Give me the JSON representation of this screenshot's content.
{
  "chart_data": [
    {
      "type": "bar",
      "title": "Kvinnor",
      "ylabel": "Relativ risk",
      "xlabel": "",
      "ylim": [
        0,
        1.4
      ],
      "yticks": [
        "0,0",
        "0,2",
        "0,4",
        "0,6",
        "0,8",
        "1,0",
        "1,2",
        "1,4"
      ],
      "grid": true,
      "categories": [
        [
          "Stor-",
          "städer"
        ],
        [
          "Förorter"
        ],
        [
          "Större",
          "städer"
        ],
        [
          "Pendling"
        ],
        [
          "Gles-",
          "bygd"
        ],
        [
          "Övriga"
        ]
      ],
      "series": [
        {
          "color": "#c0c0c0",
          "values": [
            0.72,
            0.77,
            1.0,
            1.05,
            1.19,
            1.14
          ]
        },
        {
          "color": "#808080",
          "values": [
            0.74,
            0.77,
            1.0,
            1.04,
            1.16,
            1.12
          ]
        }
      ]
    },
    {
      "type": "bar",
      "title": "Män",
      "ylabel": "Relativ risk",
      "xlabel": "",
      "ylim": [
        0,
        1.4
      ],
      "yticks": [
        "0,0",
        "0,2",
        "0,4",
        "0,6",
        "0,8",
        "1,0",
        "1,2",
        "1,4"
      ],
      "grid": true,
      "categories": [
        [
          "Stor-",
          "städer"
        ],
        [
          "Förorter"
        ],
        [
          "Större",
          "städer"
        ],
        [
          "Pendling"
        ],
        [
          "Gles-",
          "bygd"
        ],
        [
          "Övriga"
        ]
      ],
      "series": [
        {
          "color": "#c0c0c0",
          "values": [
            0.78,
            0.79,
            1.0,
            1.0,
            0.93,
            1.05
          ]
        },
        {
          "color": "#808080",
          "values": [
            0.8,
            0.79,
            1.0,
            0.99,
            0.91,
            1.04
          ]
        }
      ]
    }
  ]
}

» Task goal: Copy all the records above exactly, missing none.

» Result for this task:
Give me the JSON representation of this screenshot's content.
{
  "chart_data": [
    {
      "type": "bar",
      "title": "Kvinnor",
      "ylabel": "Relativ risk",
      "xlabel": "",
      "ylim": [
        0,
        1.4
      ],
      "yticks": [
        "0,0",
        "0,2",
        "0,4",
        "0,6",
        "0,8",
        "1,0",
        "1,2",
        "1,4"
      ],
      "grid": true,
      "categories": [
        [
          "Stor-",
          "städer"
        ],
        [
          "Förorter"
        ],
        [
          "Större",
          "städer"
        ],
        [
          "Pendling"
        ],
        [
          "Gles-",
          "bygd"
        ],
        [
          "Övriga"
        ]
      ],
      "series": [
        {
          "color": "#c0c0c0",
          "values": [
            0.72,
            0.77,
            1.0,
            1.05,
            1.19,
            1.14
          ]
        },
        {
          "color": "#808080",
          "values": [
            0.74,
            0.77,
            1.0,
            1.04,
            1.16,
            1.12
          ]
        }
      ]
    },
    {
      "type": "bar",
      "title": "Män",
      "ylabel": "Relativ risk",
      "xlabel": "",
      "ylim": [
        0,
        1.4
      ],
      "yticks": [
        "0,0",
        "0,2",
        "0,4",
        "0,6",
        "0,8",
        "1,0",
        "1,2",
        "1,4"
      ],
      "grid": true,
      "categories": [
        [
          "Stor-",
          "städer"
        ],
        [
          "Förorter"
        ],
        [
          "Större",
          "städer"
        ],
        [
          "Pendling"
        ],
        [
          "Gles-",
          "bygd"
        ],
        [
          "Övriga"
        ]
      ],
      "series": [
        {
          "color": "#c0c0c0",
          "values": [
            0.78,
            0.79,
            1.0,
            1.0,
            0.93,
            1.05
          ]
        },
        {
          "color": "#808080",
          "values": [
            0.8,
            0.79,
            1.0,
            0.99,
            0.91,
            1.04
          ]
        }
      ]
    }
  ]
}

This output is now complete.